All records must be quoted exactly. Omit the pictures.
------ RECORDS PROVIDED
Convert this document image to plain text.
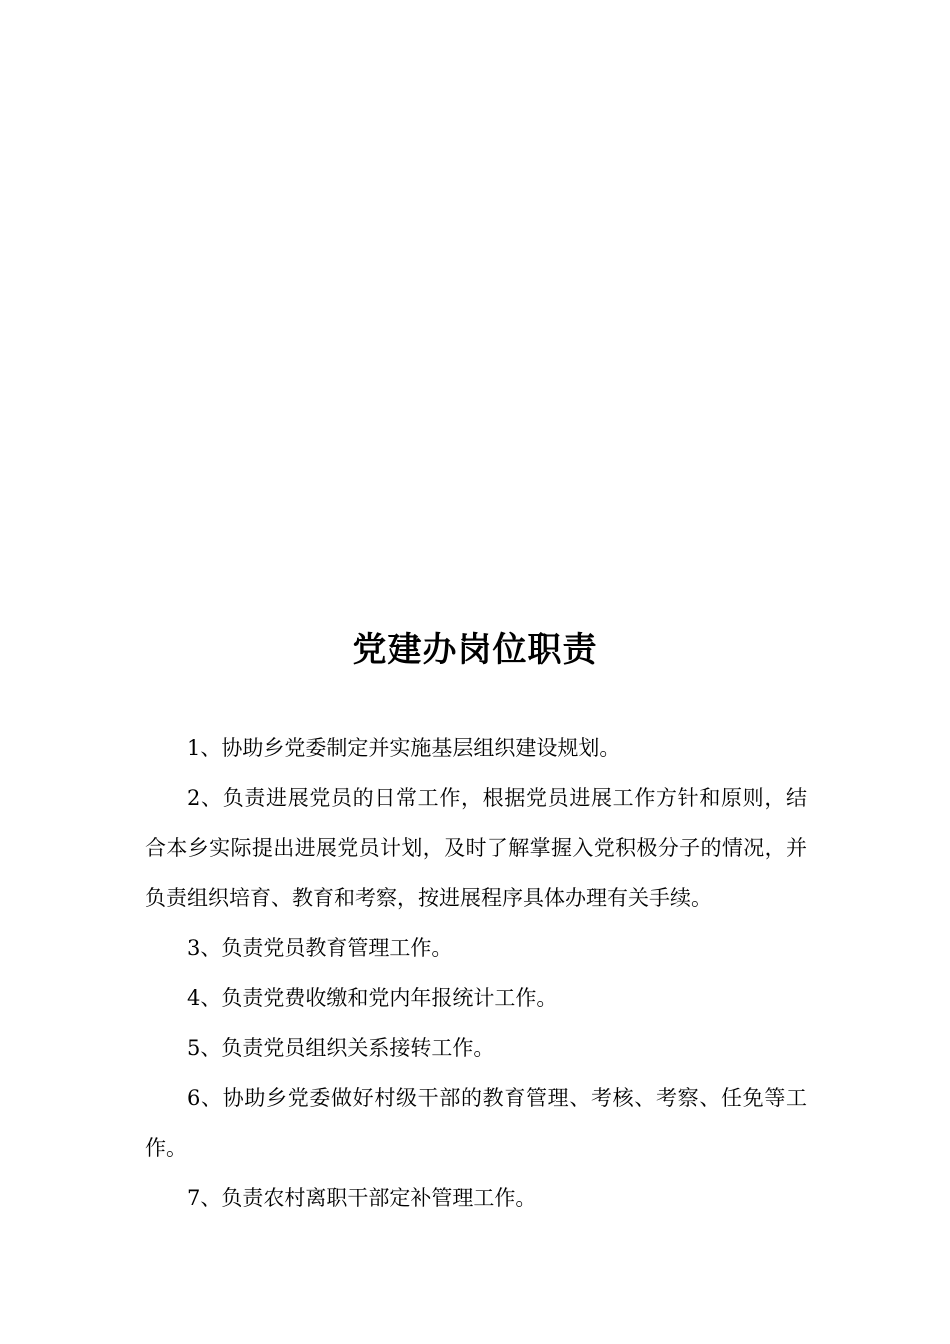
党建办岗位职责

1、协助乡党委制定并实施基层组织建设规划。

2、负责进展党员的日常工作，根据党员进展工作方针和原则，结合本乡实际提出进展党员计划，及时了解掌握入党积极分子的情况，并负责组织培育、教育和考察，按进展程序具体办理有关手续。

3、负责党员教育管理工作。

4、负责党费收缴和党内年报统计工作。

5、负责党员组织关系接转工作。

6、协助乡党委做好村级干部的教育管理、考核、考察、任免等工作。

7、负责农村离职干部定补管理工作。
------------
▶ **OUTPUT FOR THIS TASK**
Convert this document image to plain text.
党建办岗位职责

1、协助乡党委制定并实施基层组织建设规划。

2、负责进展党员的日常工作，根据党员进展工作方针和原则，结合本乡实际提出进展党员计划，及时了解掌握入党积极分子的情况，并负责组织培育、教育和考察，按进展程序具体办理有关手续。

3、负责党员教育管理工作。

4、负责党费收缴和党内年报统计工作。

5、负责党员组织关系接转工作。

6、协助乡党委做好村级干部的教育管理、考核、考察、任免等工作。

7、负责农村离职干部定补管理工作。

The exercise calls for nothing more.